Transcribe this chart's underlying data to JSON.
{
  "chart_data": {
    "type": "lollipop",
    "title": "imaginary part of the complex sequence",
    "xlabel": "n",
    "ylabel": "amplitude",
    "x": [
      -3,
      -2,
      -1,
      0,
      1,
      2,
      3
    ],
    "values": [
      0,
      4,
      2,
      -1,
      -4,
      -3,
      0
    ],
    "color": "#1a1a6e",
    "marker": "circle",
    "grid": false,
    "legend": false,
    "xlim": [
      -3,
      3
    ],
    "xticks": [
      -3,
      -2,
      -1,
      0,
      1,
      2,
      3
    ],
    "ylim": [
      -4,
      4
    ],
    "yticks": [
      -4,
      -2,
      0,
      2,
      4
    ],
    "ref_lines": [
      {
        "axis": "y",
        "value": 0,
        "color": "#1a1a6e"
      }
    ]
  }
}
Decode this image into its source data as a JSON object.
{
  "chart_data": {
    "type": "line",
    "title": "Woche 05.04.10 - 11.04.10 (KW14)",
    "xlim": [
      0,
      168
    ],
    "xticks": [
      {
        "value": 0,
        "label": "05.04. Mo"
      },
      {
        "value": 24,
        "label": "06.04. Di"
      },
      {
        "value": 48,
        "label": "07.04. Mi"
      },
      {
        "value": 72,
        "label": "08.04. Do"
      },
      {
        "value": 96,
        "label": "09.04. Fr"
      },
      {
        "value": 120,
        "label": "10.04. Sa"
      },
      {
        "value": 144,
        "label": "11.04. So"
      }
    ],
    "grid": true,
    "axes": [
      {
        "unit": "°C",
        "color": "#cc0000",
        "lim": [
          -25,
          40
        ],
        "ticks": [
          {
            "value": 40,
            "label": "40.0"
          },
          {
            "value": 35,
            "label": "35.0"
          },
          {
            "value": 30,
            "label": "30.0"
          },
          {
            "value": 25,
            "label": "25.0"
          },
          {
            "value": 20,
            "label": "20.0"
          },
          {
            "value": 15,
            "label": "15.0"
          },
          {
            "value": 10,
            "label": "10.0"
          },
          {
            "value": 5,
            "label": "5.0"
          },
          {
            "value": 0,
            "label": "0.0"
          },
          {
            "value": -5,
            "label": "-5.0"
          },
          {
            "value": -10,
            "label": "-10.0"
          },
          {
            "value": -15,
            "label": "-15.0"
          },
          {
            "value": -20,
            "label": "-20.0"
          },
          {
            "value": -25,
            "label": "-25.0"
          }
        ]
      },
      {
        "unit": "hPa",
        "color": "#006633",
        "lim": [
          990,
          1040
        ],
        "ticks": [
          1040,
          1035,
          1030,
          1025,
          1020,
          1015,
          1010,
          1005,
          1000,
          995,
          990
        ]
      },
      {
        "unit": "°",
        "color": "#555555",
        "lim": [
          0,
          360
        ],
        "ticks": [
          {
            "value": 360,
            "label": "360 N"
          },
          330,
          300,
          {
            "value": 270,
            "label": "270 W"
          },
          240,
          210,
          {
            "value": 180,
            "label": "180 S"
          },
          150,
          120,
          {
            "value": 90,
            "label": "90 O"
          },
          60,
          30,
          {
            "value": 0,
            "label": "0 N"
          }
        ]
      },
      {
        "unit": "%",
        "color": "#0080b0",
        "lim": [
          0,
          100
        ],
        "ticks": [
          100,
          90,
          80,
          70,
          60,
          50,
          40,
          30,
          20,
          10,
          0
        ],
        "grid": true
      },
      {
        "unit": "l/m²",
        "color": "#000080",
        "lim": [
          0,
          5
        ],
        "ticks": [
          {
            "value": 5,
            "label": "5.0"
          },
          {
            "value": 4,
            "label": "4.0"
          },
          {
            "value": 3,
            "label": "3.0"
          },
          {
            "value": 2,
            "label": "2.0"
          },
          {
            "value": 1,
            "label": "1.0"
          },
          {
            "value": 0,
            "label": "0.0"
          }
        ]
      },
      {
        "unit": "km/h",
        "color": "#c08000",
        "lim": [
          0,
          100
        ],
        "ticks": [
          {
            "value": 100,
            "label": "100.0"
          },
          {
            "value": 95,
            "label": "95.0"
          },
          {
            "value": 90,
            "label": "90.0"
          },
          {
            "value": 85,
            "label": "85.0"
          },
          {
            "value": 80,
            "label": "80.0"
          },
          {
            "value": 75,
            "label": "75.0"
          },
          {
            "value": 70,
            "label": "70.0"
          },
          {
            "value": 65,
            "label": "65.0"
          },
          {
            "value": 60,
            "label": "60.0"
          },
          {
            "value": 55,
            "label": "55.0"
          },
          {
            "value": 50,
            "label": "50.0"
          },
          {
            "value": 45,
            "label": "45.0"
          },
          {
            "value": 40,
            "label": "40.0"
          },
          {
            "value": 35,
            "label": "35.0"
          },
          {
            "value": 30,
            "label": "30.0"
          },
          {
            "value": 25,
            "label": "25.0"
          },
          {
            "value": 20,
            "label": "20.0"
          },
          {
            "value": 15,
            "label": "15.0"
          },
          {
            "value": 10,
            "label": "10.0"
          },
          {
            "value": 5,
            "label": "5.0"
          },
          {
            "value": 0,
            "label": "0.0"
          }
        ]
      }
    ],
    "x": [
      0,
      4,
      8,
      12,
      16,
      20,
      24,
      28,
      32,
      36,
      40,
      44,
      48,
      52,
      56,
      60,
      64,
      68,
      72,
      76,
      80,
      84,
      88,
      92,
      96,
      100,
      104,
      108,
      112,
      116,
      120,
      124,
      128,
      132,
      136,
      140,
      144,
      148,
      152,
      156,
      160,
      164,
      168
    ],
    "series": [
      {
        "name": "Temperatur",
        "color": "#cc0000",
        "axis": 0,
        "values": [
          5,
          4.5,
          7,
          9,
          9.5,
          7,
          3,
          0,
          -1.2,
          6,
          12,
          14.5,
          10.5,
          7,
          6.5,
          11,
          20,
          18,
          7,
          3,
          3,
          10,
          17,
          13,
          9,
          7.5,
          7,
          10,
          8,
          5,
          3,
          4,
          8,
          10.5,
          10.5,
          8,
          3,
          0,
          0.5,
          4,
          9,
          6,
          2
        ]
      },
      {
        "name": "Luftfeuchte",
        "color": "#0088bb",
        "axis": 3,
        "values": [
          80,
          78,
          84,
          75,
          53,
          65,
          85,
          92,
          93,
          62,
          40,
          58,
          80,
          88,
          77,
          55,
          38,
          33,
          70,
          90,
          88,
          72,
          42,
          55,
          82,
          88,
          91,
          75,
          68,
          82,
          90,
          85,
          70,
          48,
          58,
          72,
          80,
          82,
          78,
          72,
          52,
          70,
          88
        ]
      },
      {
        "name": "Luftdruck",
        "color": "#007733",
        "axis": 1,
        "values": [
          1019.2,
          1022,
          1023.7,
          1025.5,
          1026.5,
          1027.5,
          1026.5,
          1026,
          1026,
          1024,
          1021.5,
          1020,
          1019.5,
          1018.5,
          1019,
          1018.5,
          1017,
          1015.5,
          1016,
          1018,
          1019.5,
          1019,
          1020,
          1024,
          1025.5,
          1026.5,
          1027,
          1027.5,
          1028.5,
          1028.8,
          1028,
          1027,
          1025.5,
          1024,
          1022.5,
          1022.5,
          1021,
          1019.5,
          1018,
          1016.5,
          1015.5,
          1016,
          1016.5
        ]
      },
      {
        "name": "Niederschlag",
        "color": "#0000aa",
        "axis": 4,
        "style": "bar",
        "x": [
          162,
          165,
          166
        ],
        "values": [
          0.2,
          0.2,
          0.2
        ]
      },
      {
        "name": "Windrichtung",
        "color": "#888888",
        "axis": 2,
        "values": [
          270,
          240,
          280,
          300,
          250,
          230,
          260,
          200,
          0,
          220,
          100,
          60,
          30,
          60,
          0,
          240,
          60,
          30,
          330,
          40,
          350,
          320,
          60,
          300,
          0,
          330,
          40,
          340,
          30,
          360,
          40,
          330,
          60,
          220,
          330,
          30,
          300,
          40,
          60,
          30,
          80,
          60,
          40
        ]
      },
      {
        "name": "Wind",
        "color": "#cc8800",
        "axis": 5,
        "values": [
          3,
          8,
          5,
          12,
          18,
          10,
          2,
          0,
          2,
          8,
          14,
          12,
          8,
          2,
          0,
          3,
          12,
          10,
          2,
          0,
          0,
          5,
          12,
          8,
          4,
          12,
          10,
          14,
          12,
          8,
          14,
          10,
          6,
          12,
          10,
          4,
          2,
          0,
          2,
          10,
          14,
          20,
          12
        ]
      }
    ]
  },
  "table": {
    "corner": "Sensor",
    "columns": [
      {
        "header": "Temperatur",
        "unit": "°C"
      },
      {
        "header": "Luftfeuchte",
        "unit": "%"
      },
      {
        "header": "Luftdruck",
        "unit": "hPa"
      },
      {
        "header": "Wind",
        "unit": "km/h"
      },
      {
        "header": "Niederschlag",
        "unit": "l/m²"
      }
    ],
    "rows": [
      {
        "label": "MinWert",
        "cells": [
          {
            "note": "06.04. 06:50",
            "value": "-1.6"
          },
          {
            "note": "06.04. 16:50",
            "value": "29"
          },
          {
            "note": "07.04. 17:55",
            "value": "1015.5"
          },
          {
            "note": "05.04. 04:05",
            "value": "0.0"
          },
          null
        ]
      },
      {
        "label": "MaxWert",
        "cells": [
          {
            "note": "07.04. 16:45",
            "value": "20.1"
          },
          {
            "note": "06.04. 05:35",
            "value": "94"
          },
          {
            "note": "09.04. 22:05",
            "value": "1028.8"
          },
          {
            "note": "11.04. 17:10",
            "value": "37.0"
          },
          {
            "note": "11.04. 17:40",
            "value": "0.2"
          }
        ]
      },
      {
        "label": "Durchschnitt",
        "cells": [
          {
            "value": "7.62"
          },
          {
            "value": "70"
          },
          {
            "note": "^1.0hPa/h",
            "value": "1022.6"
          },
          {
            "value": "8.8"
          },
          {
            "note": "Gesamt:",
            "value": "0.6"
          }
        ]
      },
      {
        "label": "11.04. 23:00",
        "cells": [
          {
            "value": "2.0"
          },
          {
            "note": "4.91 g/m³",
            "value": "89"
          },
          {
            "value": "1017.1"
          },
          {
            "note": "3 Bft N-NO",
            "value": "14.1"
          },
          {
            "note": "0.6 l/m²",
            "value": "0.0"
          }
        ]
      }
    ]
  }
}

-------

Among these entries, how many lines include the string "Temperatur"? Reply with the number by itself.

- Solution to this task
2